Region and label listings:
+--
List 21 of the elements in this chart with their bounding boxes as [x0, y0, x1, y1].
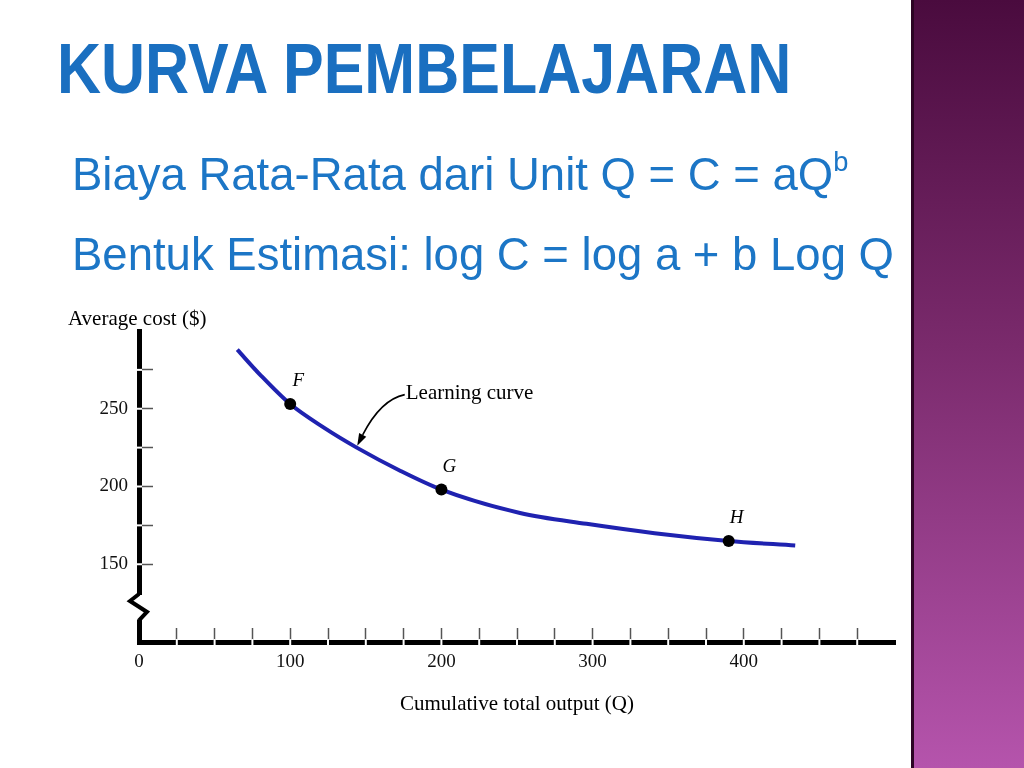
annotation: F: [291, 369, 305, 391]
y-tick-label: 200: [99, 474, 128, 496]
point: [284, 398, 297, 411]
y-tick-label: 250: [99, 396, 128, 418]
annotation: G: [442, 454, 457, 476]
text: Bentuk Estimasi: log C = log a + b Log Q: [72, 229, 894, 282]
annotation: Learning curve: [405, 380, 534, 405]
x-tick-label: 0: [134, 650, 144, 672]
point: [722, 534, 735, 547]
y-tick-label: 150: [99, 552, 128, 574]
annotation: H: [728, 505, 745, 527]
point: [435, 483, 448, 496]
chart-title: KURVA PEMBELAJARAN: [57, 29, 792, 108]
x-tick-label: 100: [275, 650, 305, 672]
y-axis-title: Average cost ($): [68, 306, 207, 330]
x-axis-title: Cumulative total output (Q): [400, 691, 634, 715]
x-tick-label: 200: [427, 650, 456, 672]
chart-subtitle: Biaya Rata-Rata dari Unit Q = C = aQ$^{b}$: [72, 145, 849, 202]
x-tick-label: 400: [729, 650, 759, 672]
x-tick-label: 300: [578, 650, 607, 672]
line-series: [235, 347, 798, 548]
+--
Could you update the listing above by changing every "annotation" to "callout" while keeping everything else the same, and leave out the picture?

List 21 of the elements in this chart with their bounding boxes as [x0, y0, x1, y1].
callout: F: [291, 369, 305, 391]
y-tick-label: 200: [99, 474, 128, 496]
point: [284, 398, 297, 411]
y-tick-label: 250: [99, 396, 128, 418]
callout: G: [442, 454, 457, 476]
text: Bentuk Estimasi: log C = log a + b Log Q: [72, 229, 894, 282]
callout: Learning curve: [405, 380, 534, 405]
x-tick-label: 0: [134, 650, 144, 672]
point: [722, 534, 735, 547]
y-tick-label: 150: [99, 552, 128, 574]
callout: H: [728, 505, 745, 527]
point: [435, 483, 448, 496]
chart-title: KURVA PEMBELAJARAN: [57, 29, 792, 108]
x-tick-label: 100: [275, 650, 305, 672]
y-axis-title: Average cost ($): [68, 306, 207, 330]
x-axis-title: Cumulative total output (Q): [400, 691, 634, 715]
x-tick-label: 200: [427, 650, 456, 672]
chart-subtitle: Biaya Rata-Rata dari Unit Q = C = aQ$^{b}$: [72, 145, 849, 202]
x-tick-label: 400: [729, 650, 759, 672]
x-tick-label: 300: [578, 650, 607, 672]
line-series: [235, 347, 798, 548]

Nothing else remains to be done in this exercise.